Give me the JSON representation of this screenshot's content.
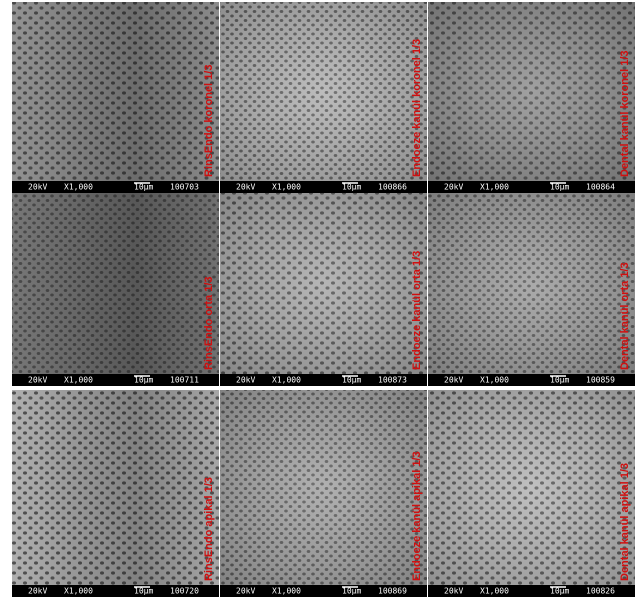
{
  "panels": [
    {
      "label": "RinsEndo koronel 1/3",
      "voltage": "20kV",
      "magnification": "X1,000",
      "scale": "10μm",
      "id": "100703"
    },
    {
      "label": "Endoeze kanül koronel 1/3",
      "voltage": "20kV",
      "magnification": "X1,000",
      "scale": "10μm",
      "id": "100866"
    },
    {
      "label": "Dental kanül koronel 1/3",
      "voltage": "20kV",
      "magnification": "X1,000",
      "scale": "10μm",
      "id": "100864"
    },
    {
      "label": "RinsEndo orta 1/3",
      "voltage": "20kV",
      "magnification": "X1,000",
      "scale": "10μm",
      "id": "100711"
    },
    {
      "label": "Endoeze kanül orta 1/3",
      "voltage": "20kV",
      "magnification": "X1,000",
      "scale": "10μm",
      "id": "100873"
    },
    {
      "label": "Dental kanül orta 1/3",
      "voltage": "20kV",
      "magnification": "X1,000",
      "scale": "10μm",
      "id": "100859"
    },
    {
      "label": "RinsEndo apikal 1/3",
      "voltage": "20kV",
      "magnification": "X1,000",
      "scale": "10μm",
      "id": "100720"
    },
    {
      "label": "Endoeze kanül apikal 1/3",
      "voltage": "20kV",
      "magnification": "X1,000",
      "scale": "10μm",
      "id": "100869"
    },
    {
      "label": "Dental kanül apikal 1/3",
      "voltage": "20kV",
      "magnification": "X1,000",
      "scale": "10μm",
      "id": "100826"
    }
  ]
}
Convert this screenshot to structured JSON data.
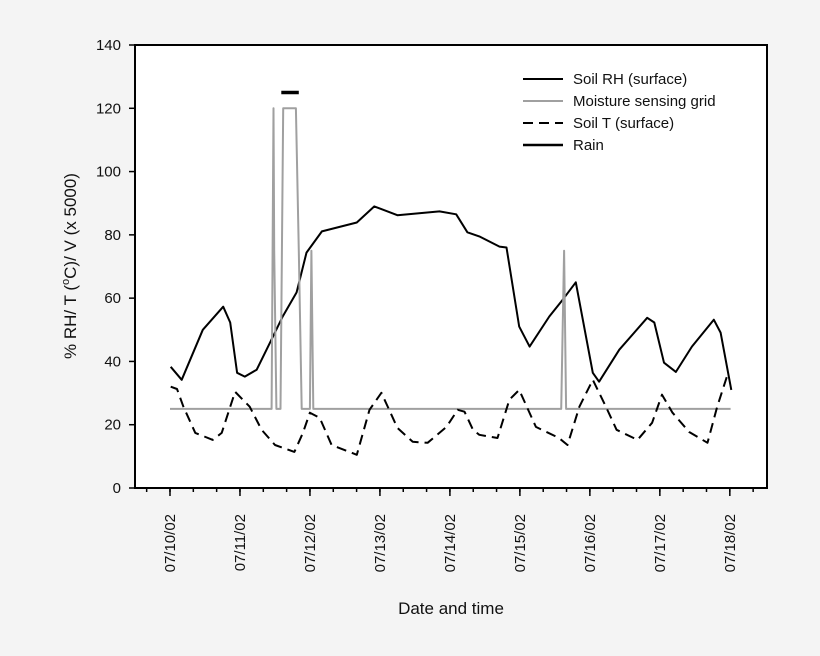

__Description of the task__
Strip the images and reproduce the remaining records precisely.

__Reply to the exercise__
Give me the JSON representation of this screenshot's content.
{
  "panels": [
    {
      "label": "RinsEndo koronel 1/3",
      "voltage": "20kV",
      "magnification": "X1,000",
      "scale": "10μm",
      "id": "100703"
    },
    {
      "label": "Endoeze kanül koronel 1/3",
      "voltage": "20kV",
      "magnification": "X1,000",
      "scale": "10μm",
      "id": "100866"
    },
    {
      "label": "Dental kanül koronel 1/3",
      "voltage": "20kV",
      "magnification": "X1,000",
      "scale": "10μm",
      "id": "100864"
    },
    {
      "label": "RinsEndo orta 1/3",
      "voltage": "20kV",
      "magnification": "X1,000",
      "scale": "10μm",
      "id": "100711"
    },
    {
      "label": "Endoeze kanül orta 1/3",
      "voltage": "20kV",
      "magnification": "X1,000",
      "scale": "10μm",
      "id": "100873"
    },
    {
      "label": "Dental kanül orta 1/3",
      "voltage": "20kV",
      "magnification": "X1,000",
      "scale": "10μm",
      "id": "100859"
    },
    {
      "label": "RinsEndo apikal 1/3",
      "voltage": "20kV",
      "magnification": "X1,000",
      "scale": "10μm",
      "id": "100720"
    },
    {
      "label": "Endoeze kanül apikal 1/3",
      "voltage": "20kV",
      "magnification": "X1,000",
      "scale": "10μm",
      "id": "100869"
    },
    {
      "label": "Dental kanül apikal 1/3",
      "voltage": "20kV",
      "magnification": "X1,000",
      "scale": "10μm",
      "id": "100826"
    }
  ]
}
Convert this screenshot to structured JSON data.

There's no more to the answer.